[Data excerpts]
--------------------------------------------------
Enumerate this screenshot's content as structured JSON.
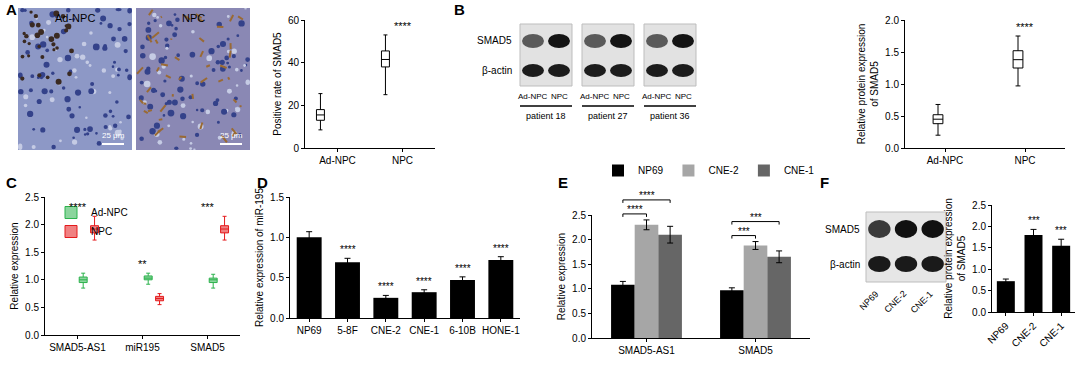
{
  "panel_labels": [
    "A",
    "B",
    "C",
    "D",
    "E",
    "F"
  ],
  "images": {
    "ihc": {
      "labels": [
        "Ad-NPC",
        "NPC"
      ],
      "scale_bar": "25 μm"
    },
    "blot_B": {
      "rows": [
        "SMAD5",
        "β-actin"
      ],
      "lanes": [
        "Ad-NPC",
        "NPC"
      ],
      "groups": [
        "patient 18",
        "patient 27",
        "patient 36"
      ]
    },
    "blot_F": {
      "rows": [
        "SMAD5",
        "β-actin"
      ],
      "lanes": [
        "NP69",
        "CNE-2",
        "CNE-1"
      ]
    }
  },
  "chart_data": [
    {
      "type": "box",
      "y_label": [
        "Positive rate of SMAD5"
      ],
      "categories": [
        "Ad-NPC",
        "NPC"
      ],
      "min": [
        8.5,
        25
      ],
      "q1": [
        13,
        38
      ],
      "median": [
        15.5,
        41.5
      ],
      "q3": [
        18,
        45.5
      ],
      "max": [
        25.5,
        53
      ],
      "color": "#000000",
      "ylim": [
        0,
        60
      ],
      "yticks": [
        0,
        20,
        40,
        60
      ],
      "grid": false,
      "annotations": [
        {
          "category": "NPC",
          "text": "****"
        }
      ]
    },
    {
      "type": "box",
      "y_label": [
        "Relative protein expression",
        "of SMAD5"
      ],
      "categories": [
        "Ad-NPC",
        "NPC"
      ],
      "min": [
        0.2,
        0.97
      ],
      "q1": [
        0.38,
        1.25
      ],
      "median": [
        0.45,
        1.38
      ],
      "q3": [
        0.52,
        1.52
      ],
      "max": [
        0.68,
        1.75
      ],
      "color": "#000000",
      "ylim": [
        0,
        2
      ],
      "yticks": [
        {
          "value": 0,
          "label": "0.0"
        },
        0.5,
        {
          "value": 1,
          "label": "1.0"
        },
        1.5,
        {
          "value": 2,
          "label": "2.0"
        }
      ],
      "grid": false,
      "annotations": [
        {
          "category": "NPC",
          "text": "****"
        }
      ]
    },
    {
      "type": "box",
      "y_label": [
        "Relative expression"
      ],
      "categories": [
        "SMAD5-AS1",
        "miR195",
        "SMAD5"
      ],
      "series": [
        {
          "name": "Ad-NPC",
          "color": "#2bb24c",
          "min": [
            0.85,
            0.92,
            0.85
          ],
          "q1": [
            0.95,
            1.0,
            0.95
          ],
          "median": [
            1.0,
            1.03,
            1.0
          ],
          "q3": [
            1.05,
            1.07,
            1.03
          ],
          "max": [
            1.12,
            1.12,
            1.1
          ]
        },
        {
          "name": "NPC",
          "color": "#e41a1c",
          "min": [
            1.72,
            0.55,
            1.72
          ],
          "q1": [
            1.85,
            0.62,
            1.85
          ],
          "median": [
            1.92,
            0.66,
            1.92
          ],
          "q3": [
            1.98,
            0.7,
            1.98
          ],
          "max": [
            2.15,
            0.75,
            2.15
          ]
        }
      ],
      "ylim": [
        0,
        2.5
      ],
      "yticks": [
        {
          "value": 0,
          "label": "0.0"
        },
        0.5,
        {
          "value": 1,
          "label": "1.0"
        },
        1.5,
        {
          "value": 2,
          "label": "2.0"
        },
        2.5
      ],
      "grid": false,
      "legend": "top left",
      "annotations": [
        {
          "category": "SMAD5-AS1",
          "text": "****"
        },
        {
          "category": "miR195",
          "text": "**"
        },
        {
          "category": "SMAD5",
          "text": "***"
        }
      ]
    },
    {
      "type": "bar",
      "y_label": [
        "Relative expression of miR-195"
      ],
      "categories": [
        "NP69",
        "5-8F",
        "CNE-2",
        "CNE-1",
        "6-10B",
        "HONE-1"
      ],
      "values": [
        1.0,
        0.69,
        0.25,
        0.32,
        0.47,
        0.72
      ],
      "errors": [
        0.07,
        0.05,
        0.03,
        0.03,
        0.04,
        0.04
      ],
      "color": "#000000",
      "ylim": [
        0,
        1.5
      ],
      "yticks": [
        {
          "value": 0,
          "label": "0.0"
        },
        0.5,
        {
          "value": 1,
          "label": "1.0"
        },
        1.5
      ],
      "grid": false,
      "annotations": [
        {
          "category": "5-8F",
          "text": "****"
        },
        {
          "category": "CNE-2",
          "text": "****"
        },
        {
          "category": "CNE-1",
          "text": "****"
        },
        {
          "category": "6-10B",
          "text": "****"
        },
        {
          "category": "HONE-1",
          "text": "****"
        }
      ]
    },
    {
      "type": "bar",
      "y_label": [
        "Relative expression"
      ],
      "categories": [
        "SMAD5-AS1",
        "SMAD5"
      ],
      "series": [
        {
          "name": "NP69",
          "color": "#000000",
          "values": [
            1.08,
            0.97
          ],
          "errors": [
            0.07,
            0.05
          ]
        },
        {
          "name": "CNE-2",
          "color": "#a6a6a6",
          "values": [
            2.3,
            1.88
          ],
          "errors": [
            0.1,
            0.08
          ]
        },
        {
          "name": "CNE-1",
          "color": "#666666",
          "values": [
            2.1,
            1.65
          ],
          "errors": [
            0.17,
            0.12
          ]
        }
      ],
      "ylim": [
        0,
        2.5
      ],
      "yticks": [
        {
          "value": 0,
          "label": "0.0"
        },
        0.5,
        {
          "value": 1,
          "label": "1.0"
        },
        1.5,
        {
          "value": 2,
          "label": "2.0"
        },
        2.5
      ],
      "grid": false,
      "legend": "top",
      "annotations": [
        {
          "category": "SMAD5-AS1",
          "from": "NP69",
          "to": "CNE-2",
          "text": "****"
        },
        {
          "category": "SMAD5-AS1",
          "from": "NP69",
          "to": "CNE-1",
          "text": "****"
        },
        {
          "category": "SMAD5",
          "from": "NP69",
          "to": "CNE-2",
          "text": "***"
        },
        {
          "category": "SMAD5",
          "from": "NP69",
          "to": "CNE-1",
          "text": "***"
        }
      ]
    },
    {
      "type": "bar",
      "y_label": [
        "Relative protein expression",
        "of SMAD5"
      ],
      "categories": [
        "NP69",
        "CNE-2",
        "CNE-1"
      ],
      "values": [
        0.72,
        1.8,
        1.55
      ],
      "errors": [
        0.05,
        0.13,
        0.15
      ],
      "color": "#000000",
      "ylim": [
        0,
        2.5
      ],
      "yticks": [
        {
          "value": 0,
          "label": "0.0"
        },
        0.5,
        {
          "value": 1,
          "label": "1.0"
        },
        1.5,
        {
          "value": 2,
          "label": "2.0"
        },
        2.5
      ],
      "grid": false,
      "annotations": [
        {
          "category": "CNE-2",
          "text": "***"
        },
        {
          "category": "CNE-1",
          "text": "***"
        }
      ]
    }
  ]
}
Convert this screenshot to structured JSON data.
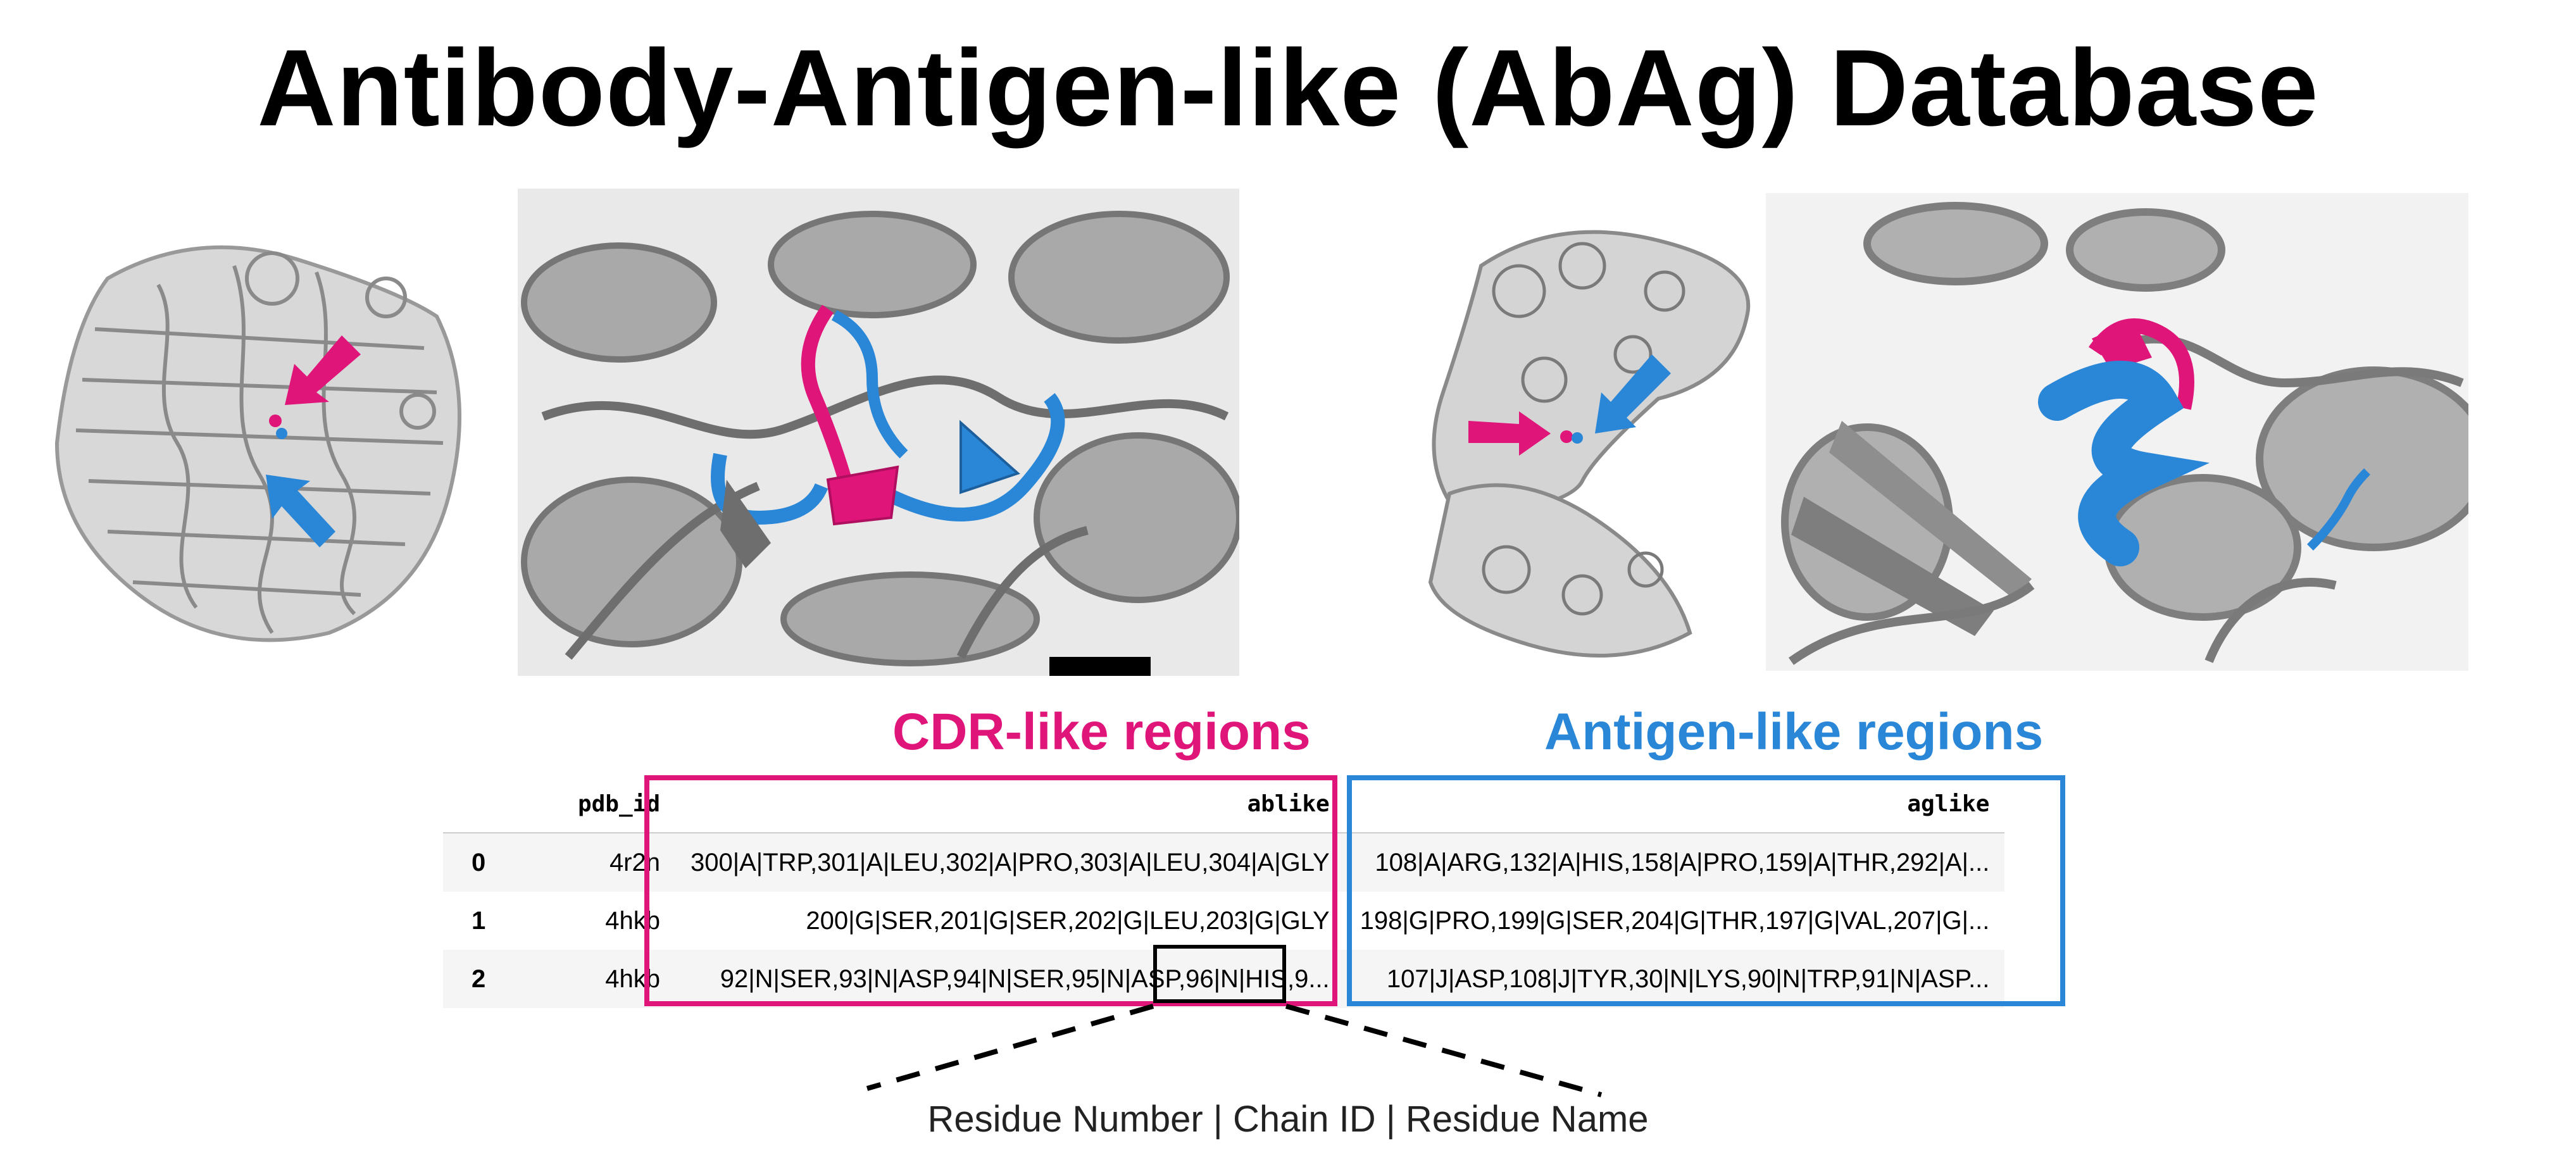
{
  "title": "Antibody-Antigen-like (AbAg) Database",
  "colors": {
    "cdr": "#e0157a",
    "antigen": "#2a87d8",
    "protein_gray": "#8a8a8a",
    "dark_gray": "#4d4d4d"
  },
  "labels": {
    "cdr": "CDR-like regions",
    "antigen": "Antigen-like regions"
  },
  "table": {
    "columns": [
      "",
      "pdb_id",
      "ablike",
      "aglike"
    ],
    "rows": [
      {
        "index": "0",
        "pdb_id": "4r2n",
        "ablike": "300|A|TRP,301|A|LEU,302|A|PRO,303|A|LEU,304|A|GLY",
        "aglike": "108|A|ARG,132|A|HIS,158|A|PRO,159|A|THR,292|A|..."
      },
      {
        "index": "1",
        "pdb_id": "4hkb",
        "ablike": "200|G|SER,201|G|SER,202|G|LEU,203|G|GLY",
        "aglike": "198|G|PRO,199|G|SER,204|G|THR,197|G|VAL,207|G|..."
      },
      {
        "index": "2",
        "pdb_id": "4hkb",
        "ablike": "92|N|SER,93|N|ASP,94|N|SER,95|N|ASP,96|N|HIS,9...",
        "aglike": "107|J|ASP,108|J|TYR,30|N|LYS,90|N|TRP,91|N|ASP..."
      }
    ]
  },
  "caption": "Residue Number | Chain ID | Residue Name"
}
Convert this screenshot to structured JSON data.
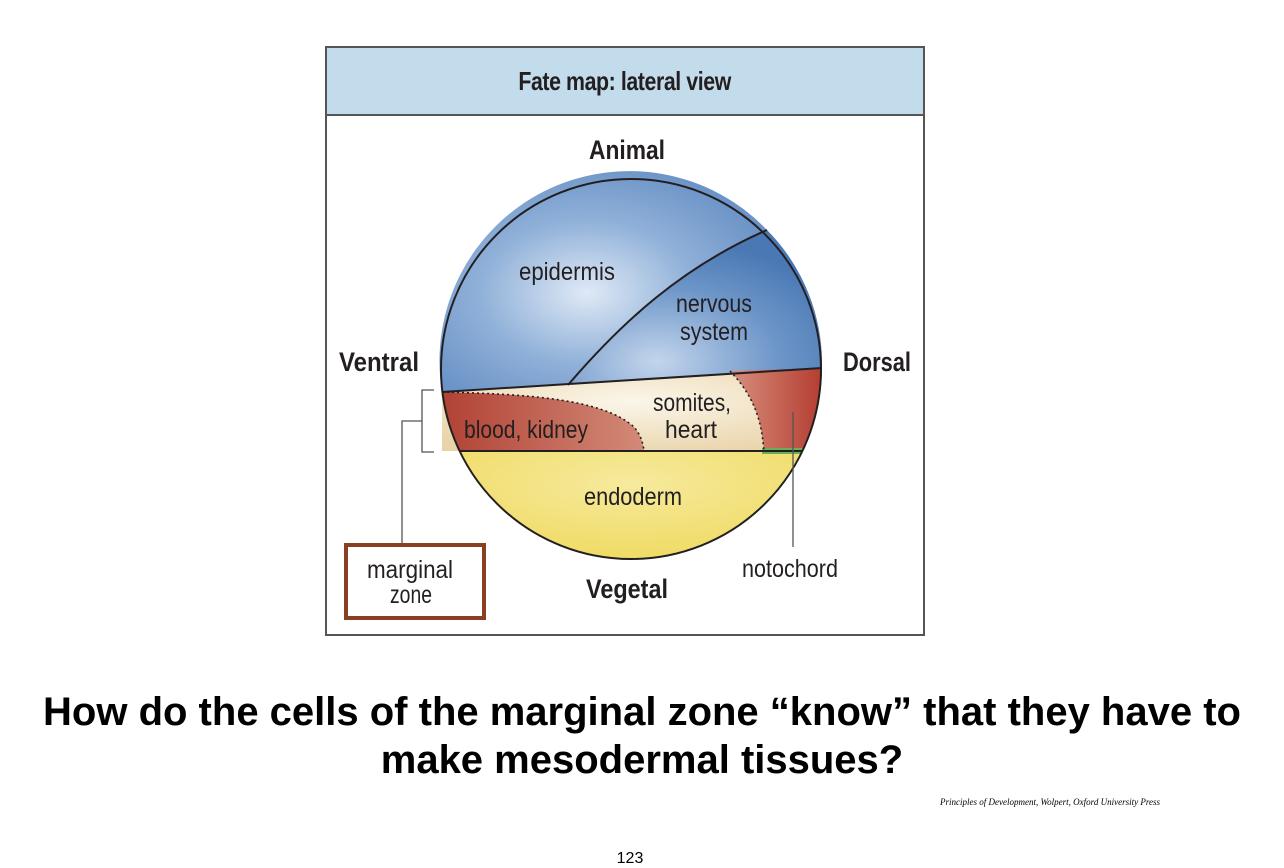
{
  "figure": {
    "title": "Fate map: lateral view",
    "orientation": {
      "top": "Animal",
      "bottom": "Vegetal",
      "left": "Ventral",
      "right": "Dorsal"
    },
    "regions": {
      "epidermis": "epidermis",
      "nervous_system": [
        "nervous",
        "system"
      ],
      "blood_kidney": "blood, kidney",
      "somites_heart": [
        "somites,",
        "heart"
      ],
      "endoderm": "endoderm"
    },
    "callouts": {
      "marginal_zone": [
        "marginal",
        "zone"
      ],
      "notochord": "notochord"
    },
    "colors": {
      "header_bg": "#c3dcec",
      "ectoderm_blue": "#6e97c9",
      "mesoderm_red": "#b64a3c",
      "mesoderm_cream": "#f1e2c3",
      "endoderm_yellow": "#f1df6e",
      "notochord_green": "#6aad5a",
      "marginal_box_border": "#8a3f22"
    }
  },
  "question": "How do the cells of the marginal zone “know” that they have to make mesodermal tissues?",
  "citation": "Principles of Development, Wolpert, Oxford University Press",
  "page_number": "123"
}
--------------------------------------------------
Task objective:
Among the lines above, list those that contain the word "ablike".

Output below:
      "ablike",
        "ablike": "300|A|TRP,301|A|LEU,302|A|PRO,303|A|LEU,304|A|GLY",
        "ablike": "200|G|SER,201|G|SER,202|G|LEU,203|G|GLY",
        "ablike": "92|N|SER,93|N|ASP,94|N|SER,95|N|ASP,96|N|HIS,9...",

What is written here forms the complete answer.